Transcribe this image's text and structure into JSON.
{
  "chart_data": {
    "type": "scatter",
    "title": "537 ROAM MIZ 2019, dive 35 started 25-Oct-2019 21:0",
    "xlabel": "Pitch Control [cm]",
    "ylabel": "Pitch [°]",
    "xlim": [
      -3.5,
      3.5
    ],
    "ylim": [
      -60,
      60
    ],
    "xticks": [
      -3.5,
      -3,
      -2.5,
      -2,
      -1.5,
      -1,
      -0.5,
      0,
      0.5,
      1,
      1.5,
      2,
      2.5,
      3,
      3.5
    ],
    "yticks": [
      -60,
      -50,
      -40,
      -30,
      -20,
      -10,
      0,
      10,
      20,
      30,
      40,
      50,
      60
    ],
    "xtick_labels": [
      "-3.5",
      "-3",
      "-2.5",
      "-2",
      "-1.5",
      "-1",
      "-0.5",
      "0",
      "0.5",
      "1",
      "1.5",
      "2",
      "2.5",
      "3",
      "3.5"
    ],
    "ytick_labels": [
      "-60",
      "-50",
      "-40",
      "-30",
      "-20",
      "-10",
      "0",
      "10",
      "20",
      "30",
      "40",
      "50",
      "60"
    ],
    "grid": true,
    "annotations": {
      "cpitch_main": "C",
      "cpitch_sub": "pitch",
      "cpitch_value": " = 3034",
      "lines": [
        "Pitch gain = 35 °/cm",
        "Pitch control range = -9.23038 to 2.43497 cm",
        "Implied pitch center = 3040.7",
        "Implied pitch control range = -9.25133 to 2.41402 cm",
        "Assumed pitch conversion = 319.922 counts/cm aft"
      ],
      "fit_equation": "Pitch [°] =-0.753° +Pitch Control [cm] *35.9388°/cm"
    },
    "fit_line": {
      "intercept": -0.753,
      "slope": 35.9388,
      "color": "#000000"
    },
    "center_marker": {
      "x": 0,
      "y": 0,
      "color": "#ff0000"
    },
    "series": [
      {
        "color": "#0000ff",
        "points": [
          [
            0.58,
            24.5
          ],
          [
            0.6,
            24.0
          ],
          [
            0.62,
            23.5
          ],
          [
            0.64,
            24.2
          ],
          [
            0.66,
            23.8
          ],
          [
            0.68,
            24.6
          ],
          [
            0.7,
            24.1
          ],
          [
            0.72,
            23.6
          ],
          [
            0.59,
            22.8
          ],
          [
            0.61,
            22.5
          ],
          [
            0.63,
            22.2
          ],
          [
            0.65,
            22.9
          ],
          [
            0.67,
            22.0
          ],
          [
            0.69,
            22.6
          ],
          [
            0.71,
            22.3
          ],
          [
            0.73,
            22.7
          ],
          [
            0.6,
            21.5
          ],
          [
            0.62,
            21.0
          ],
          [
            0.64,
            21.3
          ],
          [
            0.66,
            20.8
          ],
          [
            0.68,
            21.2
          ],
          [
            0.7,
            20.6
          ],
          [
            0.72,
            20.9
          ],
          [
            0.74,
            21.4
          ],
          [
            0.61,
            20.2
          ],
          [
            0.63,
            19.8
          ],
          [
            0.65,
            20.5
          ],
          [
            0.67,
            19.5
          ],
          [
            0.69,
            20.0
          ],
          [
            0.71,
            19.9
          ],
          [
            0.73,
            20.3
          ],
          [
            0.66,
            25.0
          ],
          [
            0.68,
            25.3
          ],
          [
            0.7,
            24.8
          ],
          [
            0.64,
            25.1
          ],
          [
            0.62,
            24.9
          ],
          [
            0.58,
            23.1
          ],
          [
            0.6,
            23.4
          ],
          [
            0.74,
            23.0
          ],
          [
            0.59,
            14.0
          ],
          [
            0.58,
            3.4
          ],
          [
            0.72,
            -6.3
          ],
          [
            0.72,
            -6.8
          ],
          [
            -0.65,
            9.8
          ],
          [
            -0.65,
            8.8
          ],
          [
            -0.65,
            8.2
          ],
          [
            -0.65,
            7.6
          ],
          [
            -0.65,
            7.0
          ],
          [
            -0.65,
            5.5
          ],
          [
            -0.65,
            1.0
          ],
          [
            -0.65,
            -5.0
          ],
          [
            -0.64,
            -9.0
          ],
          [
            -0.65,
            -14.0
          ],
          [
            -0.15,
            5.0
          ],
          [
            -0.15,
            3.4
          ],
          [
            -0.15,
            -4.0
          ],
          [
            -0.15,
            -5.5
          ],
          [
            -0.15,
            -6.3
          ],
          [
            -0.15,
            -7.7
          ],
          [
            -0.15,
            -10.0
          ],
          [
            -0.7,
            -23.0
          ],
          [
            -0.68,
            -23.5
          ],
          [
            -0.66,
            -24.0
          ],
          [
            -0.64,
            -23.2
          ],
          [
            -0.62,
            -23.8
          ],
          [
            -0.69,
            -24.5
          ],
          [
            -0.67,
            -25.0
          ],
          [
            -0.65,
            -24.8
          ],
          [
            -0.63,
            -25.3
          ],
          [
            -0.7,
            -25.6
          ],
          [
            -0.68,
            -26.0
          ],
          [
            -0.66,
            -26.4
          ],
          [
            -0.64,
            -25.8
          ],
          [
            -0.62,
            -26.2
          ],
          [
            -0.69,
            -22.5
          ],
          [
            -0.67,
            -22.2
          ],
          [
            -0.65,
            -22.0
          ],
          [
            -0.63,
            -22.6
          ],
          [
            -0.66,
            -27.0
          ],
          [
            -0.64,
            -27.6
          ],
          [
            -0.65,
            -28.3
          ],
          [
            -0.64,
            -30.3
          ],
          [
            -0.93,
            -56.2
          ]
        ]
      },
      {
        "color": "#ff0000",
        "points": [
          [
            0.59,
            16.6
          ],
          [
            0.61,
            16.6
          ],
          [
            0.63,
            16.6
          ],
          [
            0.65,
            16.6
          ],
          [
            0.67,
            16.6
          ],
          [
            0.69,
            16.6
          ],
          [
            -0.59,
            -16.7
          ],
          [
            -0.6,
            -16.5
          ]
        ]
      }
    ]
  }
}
+++
- WHAT YOU SHOULD DO:
Search the data for "color". Copy every line that has it.

- RESULT OF THIS EXERCISE:
      "color": "#000000"
      "color": "#ff0000"
        "color": "#0000ff",
        "color": "#ff0000",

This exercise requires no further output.